====== Exercise data ======

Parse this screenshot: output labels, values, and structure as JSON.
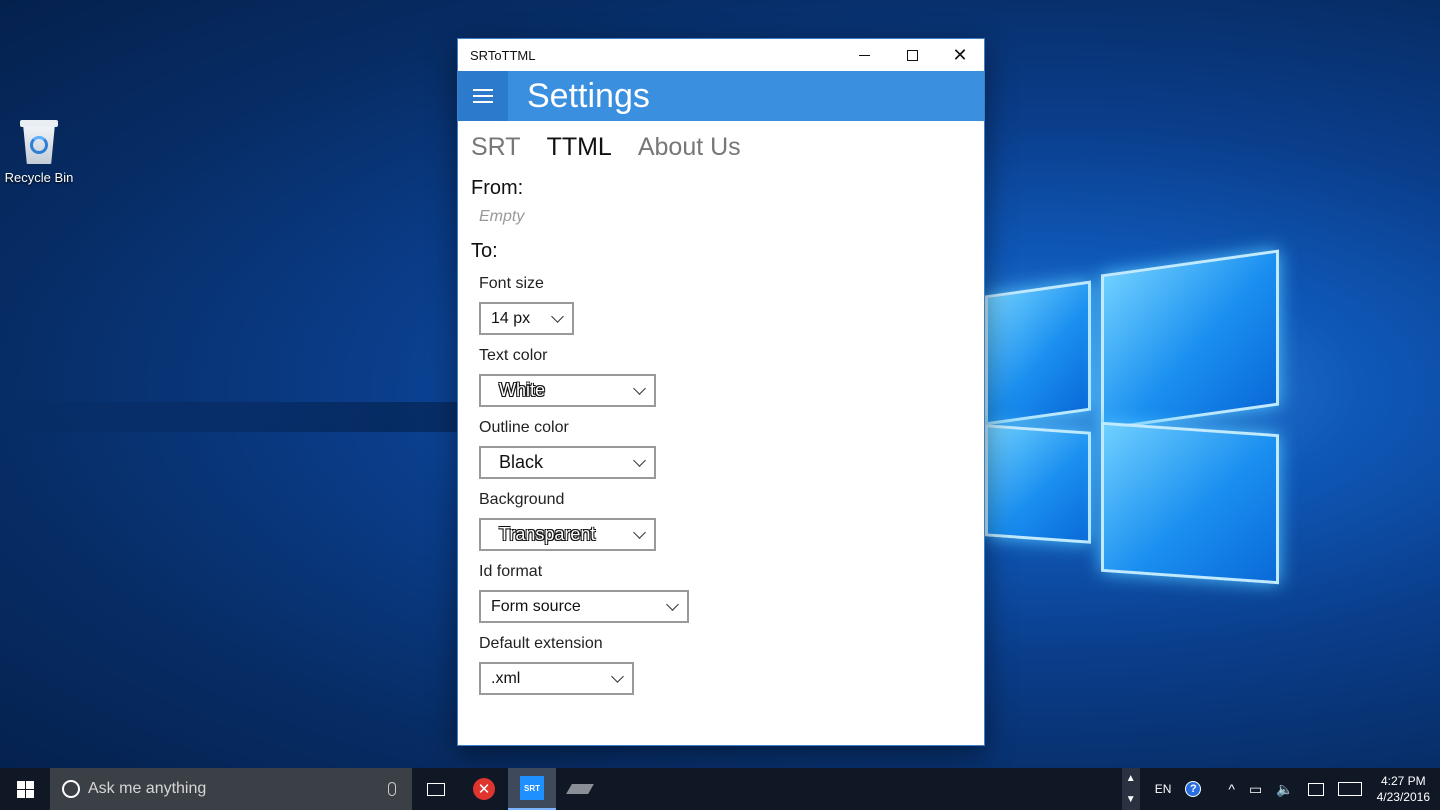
{
  "desktop": {
    "icons": [
      {
        "label": "Recycle Bin",
        "icon": "recycle-bin-icon"
      }
    ]
  },
  "window": {
    "title": "SRToTTML",
    "header": {
      "title": "Settings"
    },
    "tabs": [
      {
        "label": "SRT",
        "active": false
      },
      {
        "label": "TTML",
        "active": true
      },
      {
        "label": "About Us",
        "active": false
      }
    ],
    "from": {
      "label": "From:",
      "value": "Empty"
    },
    "to": {
      "label": "To:",
      "fields": [
        {
          "label": "Font size",
          "value": "14 px"
        },
        {
          "label": "Text color",
          "value": "White"
        },
        {
          "label": "Outline color",
          "value": "Black"
        },
        {
          "label": "Background",
          "value": "Transparent"
        },
        {
          "label": "Id format",
          "value": "Form source"
        },
        {
          "label": "Default extension",
          "value": ".xml"
        }
      ]
    }
  },
  "taskbar": {
    "search_placeholder": "Ask me anything",
    "apps": [
      {
        "icon": "task-view-icon"
      },
      {
        "icon": "error-app-icon"
      },
      {
        "icon": "srt-app-icon",
        "label": "SRT",
        "active": true
      },
      {
        "icon": "gray-app-icon"
      }
    ],
    "tray": {
      "language": "EN",
      "time": "4:27 PM",
      "date": "4/23/2016"
    }
  },
  "colors": {
    "accent": "#3b8fdf",
    "hamburger_bg": "#2b7acc",
    "taskbar": "#101826"
  }
}
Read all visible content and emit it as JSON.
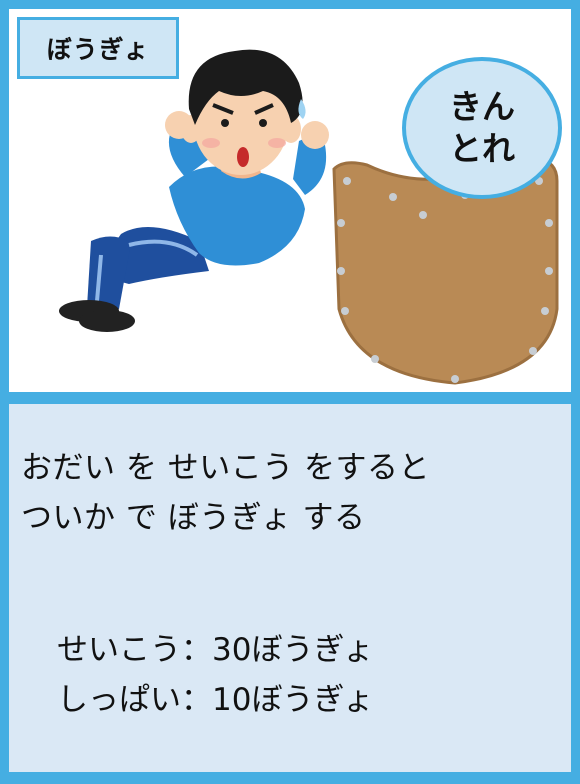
{
  "card": {
    "category_label": "ぼうぎょ",
    "skill_line1": "きん",
    "skill_line2": "とれ",
    "description_line1": "おだい を せいこう をすると",
    "description_line2": "ついか で ぼうぎょ する",
    "success_line": "せいこう：30ぼうぎょ",
    "failure_line": "しっぱい：10ぼうぎょ"
  },
  "colors": {
    "frame": "#45aee2",
    "label_fill": "#cfe6f5",
    "description_fill": "#dae8f5",
    "shield_leather": "#b98a55",
    "shirt": "#2f8fd6",
    "pants": "#1f4f9e"
  },
  "icons": [
    "sit-up-person-illustration",
    "leather-shield-icon"
  ]
}
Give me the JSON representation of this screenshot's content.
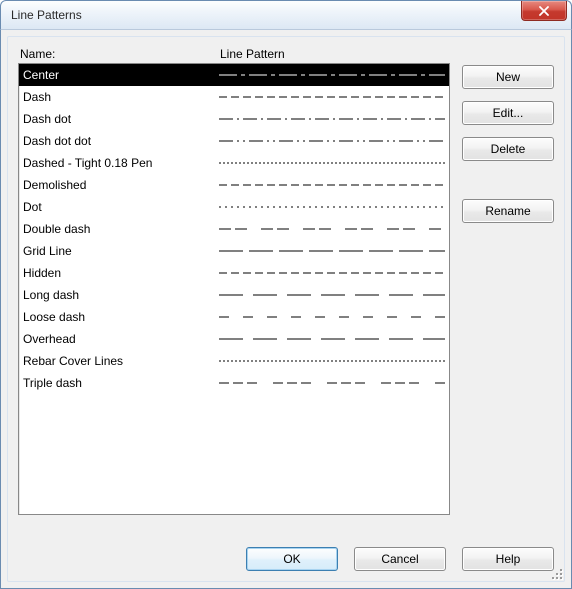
{
  "window": {
    "title": "Line Patterns"
  },
  "headers": {
    "name": "Name:",
    "pattern": "Line Pattern"
  },
  "patterns": [
    {
      "name": "Center",
      "style": "center",
      "selected": true
    },
    {
      "name": "Dash",
      "style": "dash",
      "selected": false
    },
    {
      "name": "Dash dot",
      "style": "dashdot",
      "selected": false
    },
    {
      "name": "Dash dot dot",
      "style": "dashdotdot",
      "selected": false
    },
    {
      "name": "Dashed - Tight 0.18 Pen",
      "style": "tight",
      "selected": false
    },
    {
      "name": "Demolished",
      "style": "dash",
      "selected": false
    },
    {
      "name": "Dot",
      "style": "dot",
      "selected": false
    },
    {
      "name": "Double dash",
      "style": "doubledash",
      "selected": false
    },
    {
      "name": "Grid Line",
      "style": "griddash",
      "selected": false
    },
    {
      "name": "Hidden",
      "style": "dash",
      "selected": false
    },
    {
      "name": "Long dash",
      "style": "longdash",
      "selected": false
    },
    {
      "name": "Loose dash",
      "style": "loosedash",
      "selected": false
    },
    {
      "name": "Overhead",
      "style": "longdash",
      "selected": false
    },
    {
      "name": "Rebar Cover Lines",
      "style": "tight",
      "selected": false
    },
    {
      "name": "Triple dash",
      "style": "tripledash",
      "selected": false
    }
  ],
  "sideButtons": {
    "new": "New",
    "edit": "Edit...",
    "delete": "Delete",
    "rename": "Rename"
  },
  "bottomButtons": {
    "ok": "OK",
    "cancel": "Cancel",
    "help": "Help"
  }
}
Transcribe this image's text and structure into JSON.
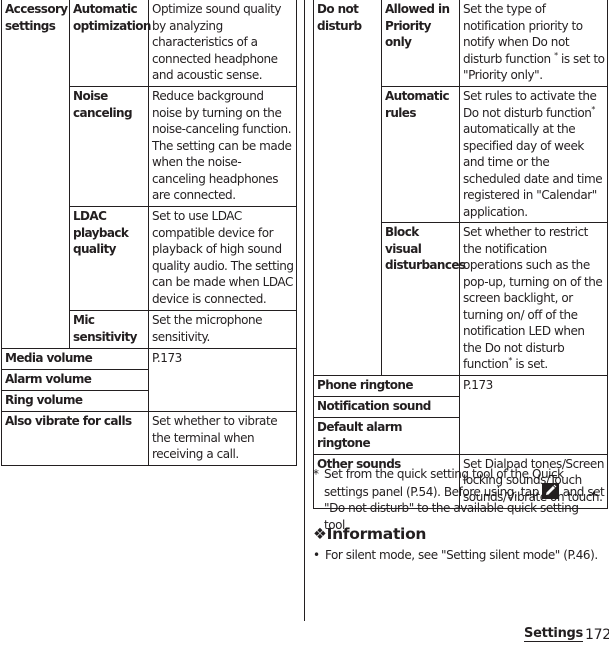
{
  "left_table": {
    "accessory": {
      "label": "Accessory settings",
      "rows": [
        {
          "name": "Automatic optimization",
          "desc": "Optimize sound quality by analyzing characteristics of a connected headphone and acoustic sense."
        },
        {
          "name": "Noise canceling",
          "desc": "Reduce background noise by turning on the noise-canceling function. The setting can be made when the noise-canceling headphones are connected."
        },
        {
          "name": "LDAC playback quality",
          "desc": "Set to use LDAC compatible device for playback of high sound quality audio. The setting can be made when LDAC device is connected."
        },
        {
          "name": "Mic sensitivity",
          "desc": "Set the microphone sensitivity."
        }
      ]
    },
    "volume_rows": [
      "Media volume",
      "Alarm volume",
      "Ring volume"
    ],
    "volume_ref": "P.173",
    "vibrate": {
      "name": "Also vibrate for calls",
      "desc": "Set whether to vibrate the terminal when receiving a call."
    }
  },
  "right_table": {
    "dnd": {
      "label": "Do not disturb",
      "rows": [
        {
          "name": "Allowed in Priority only",
          "desc_pre": "Set the type of notification priority to notify when Do not disturb function ",
          "desc_post": " is set to \"Priority only\"."
        },
        {
          "name": "Automatic rules",
          "desc_pre": "Set rules to activate the Do not disturb function",
          "desc_post": " automatically at the specified day of week and time or the scheduled date and time registered in \"Calendar\" application."
        },
        {
          "name": "Block visual disturbances",
          "desc_pre": "Set whether to restrict the notification operations such as the pop-up, turning on of the screen backlight, or turning on/ off of the notification LED when the Do not disturb function",
          "desc_post": " is set."
        }
      ]
    },
    "ringtone_rows": [
      "Phone ringtone",
      "Notification sound",
      "Default alarm ringtone"
    ],
    "ringtone_ref": "P.173",
    "other": {
      "name": "Other sounds",
      "desc": "Set Dialpad tones/Screen locking sounds/Touch sounds/Vibrate on touch."
    },
    "asterisk": "*"
  },
  "footnote": {
    "mark": "*",
    "text_pre": "Set from the quick setting tool of the Quick settings panel (P.54). Before using, tap ",
    "icon": "pencil-icon",
    "text_post": " and set \"Do not disturb\" to the available quick setting tool."
  },
  "information": {
    "title": "❖Information",
    "bullet": "•",
    "item": "For silent mode, see \"Setting silent mode\" (P.46)."
  },
  "footer": {
    "section": "Settings",
    "page": "172"
  }
}
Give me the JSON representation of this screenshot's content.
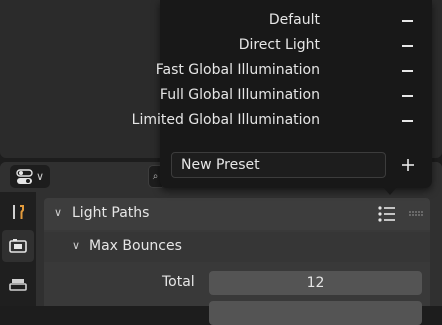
{
  "presets_popup": {
    "items": [
      {
        "label": "Default"
      },
      {
        "label": "Direct Light"
      },
      {
        "label": "Fast Global Illumination"
      },
      {
        "label": "Full Global Illumination"
      },
      {
        "label": "Limited Global Illumination"
      }
    ],
    "new_preset_value": "New Preset"
  },
  "properties": {
    "tabs": [
      {
        "icon": "wrench-screwdriver-icon",
        "active": false
      },
      {
        "icon": "render-camera-back-icon",
        "active": true
      },
      {
        "icon": "printer-output-icon",
        "active": false
      }
    ],
    "panel": {
      "title": "Light Paths",
      "subpanel": {
        "title": "Max Bounces",
        "fields": [
          {
            "label": "Total",
            "value": "12"
          }
        ]
      }
    }
  },
  "colors": {
    "popup_bg": "#181818",
    "panel_header": "#3d3d3d",
    "field_bg": "#545454",
    "text": "#e6e6e6"
  }
}
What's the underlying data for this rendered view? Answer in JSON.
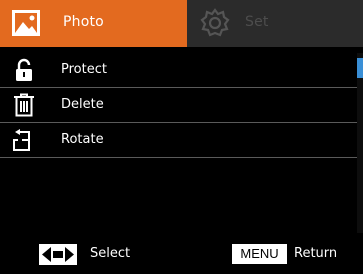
{
  "tabs": {
    "photo": {
      "label": "Photo",
      "icon": "photo-icon",
      "active": true
    },
    "set": {
      "label": "Set",
      "icon": "gear-icon",
      "active": false
    }
  },
  "menu": {
    "items": [
      {
        "label": "Protect",
        "icon": "unlock-icon"
      },
      {
        "label": "Delete",
        "icon": "trash-icon"
      },
      {
        "label": "Rotate",
        "icon": "rotate-icon"
      }
    ]
  },
  "footer": {
    "select_label": "Select",
    "menu_key": "MENU",
    "return_label": "Return",
    "nav_icon": "left-right-arrows-icon"
  },
  "colors": {
    "accent": "#e36a1f",
    "tab_inactive": "#2b2b2b",
    "scroll_thumb": "#3a8fd6"
  }
}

======

_Exercise brief:_ Copy each line of the listing that holds the word "tool".

_The output:_
    "text_pre": "Set from the quick setting tool of the Quick settings panel (P.54). Before using, tap ",
    "text_post": " and set \"Do not disturb\" to the available quick setting tool."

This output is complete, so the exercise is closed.